Items from a data source:
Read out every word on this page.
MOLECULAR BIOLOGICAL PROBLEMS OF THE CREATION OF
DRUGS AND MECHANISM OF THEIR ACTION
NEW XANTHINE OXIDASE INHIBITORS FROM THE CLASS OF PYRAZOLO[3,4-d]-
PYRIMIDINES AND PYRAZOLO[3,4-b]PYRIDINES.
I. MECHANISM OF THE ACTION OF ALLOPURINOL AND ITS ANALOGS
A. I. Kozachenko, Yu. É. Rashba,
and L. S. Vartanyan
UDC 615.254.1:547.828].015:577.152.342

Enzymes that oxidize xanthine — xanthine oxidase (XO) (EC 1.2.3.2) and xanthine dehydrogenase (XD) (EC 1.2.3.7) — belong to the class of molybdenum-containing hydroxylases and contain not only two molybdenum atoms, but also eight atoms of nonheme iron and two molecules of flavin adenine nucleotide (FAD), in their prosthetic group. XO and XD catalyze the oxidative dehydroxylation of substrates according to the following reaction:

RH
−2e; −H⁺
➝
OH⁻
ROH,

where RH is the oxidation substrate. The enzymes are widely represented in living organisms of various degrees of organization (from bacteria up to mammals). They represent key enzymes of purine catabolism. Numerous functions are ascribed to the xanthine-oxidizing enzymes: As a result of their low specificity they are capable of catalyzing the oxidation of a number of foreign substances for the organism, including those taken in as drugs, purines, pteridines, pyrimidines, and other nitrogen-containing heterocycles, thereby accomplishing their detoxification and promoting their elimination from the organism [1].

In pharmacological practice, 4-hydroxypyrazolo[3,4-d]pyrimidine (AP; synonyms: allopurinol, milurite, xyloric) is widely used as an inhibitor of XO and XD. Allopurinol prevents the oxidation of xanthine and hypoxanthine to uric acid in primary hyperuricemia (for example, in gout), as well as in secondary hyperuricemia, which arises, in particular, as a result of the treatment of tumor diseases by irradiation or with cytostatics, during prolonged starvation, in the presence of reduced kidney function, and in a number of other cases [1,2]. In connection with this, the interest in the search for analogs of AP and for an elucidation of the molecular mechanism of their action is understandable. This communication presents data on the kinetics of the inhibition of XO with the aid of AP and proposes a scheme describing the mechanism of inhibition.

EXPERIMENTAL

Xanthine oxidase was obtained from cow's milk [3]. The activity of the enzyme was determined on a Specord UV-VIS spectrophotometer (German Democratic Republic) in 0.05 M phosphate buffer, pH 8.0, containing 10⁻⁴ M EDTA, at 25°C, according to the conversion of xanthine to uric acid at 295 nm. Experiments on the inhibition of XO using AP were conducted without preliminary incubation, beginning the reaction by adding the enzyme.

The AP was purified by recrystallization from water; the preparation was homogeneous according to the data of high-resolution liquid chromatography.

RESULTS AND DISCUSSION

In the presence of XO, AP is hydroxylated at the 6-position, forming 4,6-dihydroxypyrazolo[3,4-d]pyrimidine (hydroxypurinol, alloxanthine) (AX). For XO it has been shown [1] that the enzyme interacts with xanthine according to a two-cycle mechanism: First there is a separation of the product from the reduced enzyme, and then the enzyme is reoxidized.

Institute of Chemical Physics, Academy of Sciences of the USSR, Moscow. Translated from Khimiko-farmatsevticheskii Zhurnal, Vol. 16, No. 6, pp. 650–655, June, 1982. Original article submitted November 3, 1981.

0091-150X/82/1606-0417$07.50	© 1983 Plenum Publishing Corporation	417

Task to carry out:
Set every line of the data down again, word for word.

Written reply:
Read out every word on this page.
MOLECULAR BIOLOGICAL PROBLEMS OF THE CREATION OF
DRUGS AND MECHANISM OF THEIR ACTION
NEW XANTHINE OXIDASE INHIBITORS FROM THE CLASS OF PYRAZOLO[3,4-d]-
PYRIMIDINES AND PYRAZOLO[3,4-b]PYRIDINES.
I. MECHANISM OF THE ACTION OF ALLOPURINOL AND ITS ANALOGS
A. I. Kozachenko, Yu. É. Rashba,
and L. S. Vartanyan
UDC 615.254.1:547.828].015:577.152.342

Enzymes that oxidize xanthine — xanthine oxidase (XO) (EC 1.2.3.2) and xanthine dehydrogenase (XD) (EC 1.2.3.7) — belong to the class of molybdenum-containing hydroxylases and contain not only two molybdenum atoms, but also eight atoms of nonheme iron and two molecules of flavin adenine nucleotide (FAD), in their prosthetic group. XO and XD catalyze the oxidative dehydroxylation of substrates according to the following reaction:

RH
−2e; −H⁺
➝
OH⁻
ROH,

where RH is the oxidation substrate. The enzymes are widely represented in living organisms of various degrees of organization (from bacteria up to mammals). They represent key enzymes of purine catabolism. Numerous functions are ascribed to the xanthine-oxidizing enzymes: As a result of their low specificity they are capable of catalyzing the oxidation of a number of foreign substances for the organism, including those taken in as drugs, purines, pteridines, pyrimidines, and other nitrogen-containing heterocycles, thereby accomplishing their detoxification and promoting their elimination from the organism [1].

In pharmacological practice, 4-hydroxypyrazolo[3,4-d]pyrimidine (AP; synonyms: allopurinol, milurite, xyloric) is widely used as an inhibitor of XO and XD. Allopurinol prevents the oxidation of xanthine and hypoxanthine to uric acid in primary hyperuricemia (for example, in gout), as well as in secondary hyperuricemia, which arises, in particular, as a result of the treatment of tumor diseases by irradiation or with cytostatics, during prolonged starvation, in the presence of reduced kidney function, and in a number of other cases [1,2]. In connection with this, the interest in the search for analogs of AP and for an elucidation of the molecular mechanism of their action is understandable. This communication presents data on the kinetics of the inhibition of XO with the aid of AP and proposes a scheme describing the mechanism of inhibition.

EXPERIMENTAL

Xanthine oxidase was obtained from cow's milk [3]. The activity of the enzyme was determined on a Specord UV-VIS spectrophotometer (German Democratic Republic) in 0.05 M phosphate buffer, pH 8.0, containing 10⁻⁴ M EDTA, at 25°C, according to the conversion of xanthine to uric acid at 295 nm. Experiments on the inhibition of XO using AP were conducted without preliminary incubation, beginning the reaction by adding the enzyme.

The AP was purified by recrystallization from water; the preparation was homogeneous according to the data of high-resolution liquid chromatography.

RESULTS AND DISCUSSION

In the presence of XO, AP is hydroxylated at the 6-position, forming 4,6-dihydroxypyrazolo[3,4-d]pyrimidine (hydroxypurinol, alloxanthine) (AX). For XO it has been shown [1] that the enzyme interacts with xanthine according to a two-cycle mechanism: First there is a separation of the product from the reduced enzyme, and then the enzyme is reoxidized.

Institute of Chemical Physics, Academy of Sciences of the USSR, Moscow. Translated from Khimiko-farmatsevticheskii Zhurnal, Vol. 16, No. 6, pp. 650–655, June, 1982. Original article submitted November 3, 1981.

0091-150X/82/1606-0417$07.50	© 1983 Plenum Publishing Corporation	417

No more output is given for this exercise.